→ Document passage
◇ ◇ ◇

Social marketing lessons from Citizen Marketers - When People Are the Message

Jackie Huba and Ben McConnell wrote this influential about the rising power of consumer voice in today's internet age (expecially the social media aspect) and what companies can do about it.

Highlights:

Chapter 1: Filters, Fanatics, Facilitators, and Firecrackers
People who create content on behalf of products, brands, companies or other people can be classified into four different categories: Filters, Fanatics, Facilitators and Firecrackers. The 4 F's. 

Chapter 2: The 1 Percenters
Citizen marketers don't do what most people do. They live and work on the edges of mass culture. As the creators of content, they are also the shapers of culture... from its edges.

Chapter 3: The Democratization of Everything
As we shape our tools, our tools shape us, Marshall McLuhan once wrote. People blog, podcast and create online community forums because it's easy.

Chapter 4: Everyone is a Publisher; Everyone is a Broadcaster
The seismic earthquakes rocking the economic foundations of traditional media are caused by the clannish nature of social media networks. With the Internet as their worldwide distribution platform, citizen marketers are building audiences that rival local newspapers and cable television shows.

Chapter 5: Hobbies and Altruism
Why, exactly, would someone spend months, if not years, dedicating himself to creating content and building community around a commercial product, brand, company or person as a volunteer? Because his work is a hobby, and hobbies are fun. But deeper than that, hobbies grant participants the permission to consider their work as recreation while it subconsciously works as ideological re-creation. Their hobby replicates the skills of the workplace and adds value that may be lacking from it.

◇ ◇ ◇

→ Provided data
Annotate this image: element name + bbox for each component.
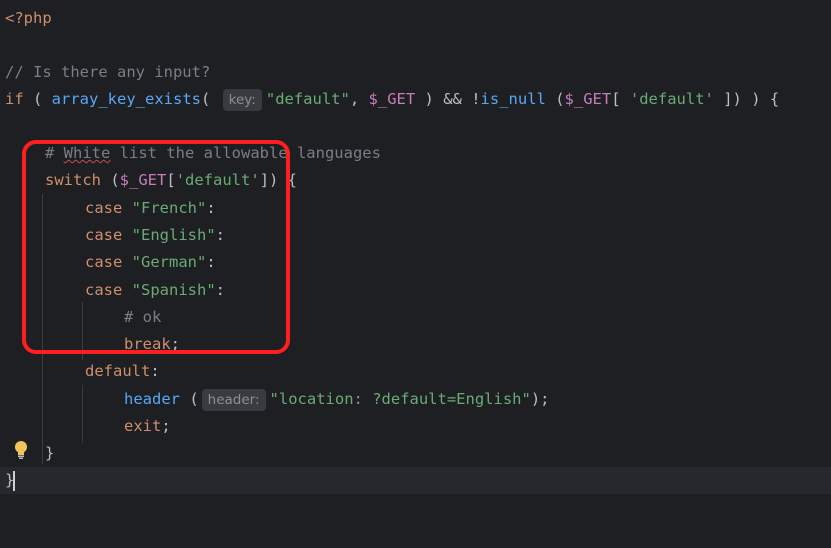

◇ ◇ ◇

→ Given request 1
In the Citizen Marketers summary:
(a) What are the four categories of people who create content on behalf of products, brands, companies or other people?
(b) Who wrote "As we shape our tools, our tools shape us"?
(c) What platform do citizen marketers use for worldwide distribution?
→ Given request 2
Can you transcribe the Citizen Marketers summary from "Jackie Huba and" up to and including "from its edges."?
The lines play no part in this work.

→ Full response 1
(a) Filters, Fanatics, Facilitators and Firecrackers.
(b) Marshall McLuhan.
(c) The Internet.

→ Full response 2
Jackie Huba and Ben McConnell wrote this influential about the rising power of consumer voice in today's internet age (expecially the social media aspect) and what companies can do about it.

Highlights:

Chapter 1: Filters, Fanatics, Facilitators, and Firecrackers
People who create content on behalf of products, brands, companies or other people can be classified into four different categories: Filters, Fanatics, Facilitators and Firecrackers. The 4 F's. 

Chapter 2: The 1 Percenters
Citizen marketers don't do what most people do. They live and work on the edges of mass culture. As the creators of content, they are also the shapers of culture... from its edges.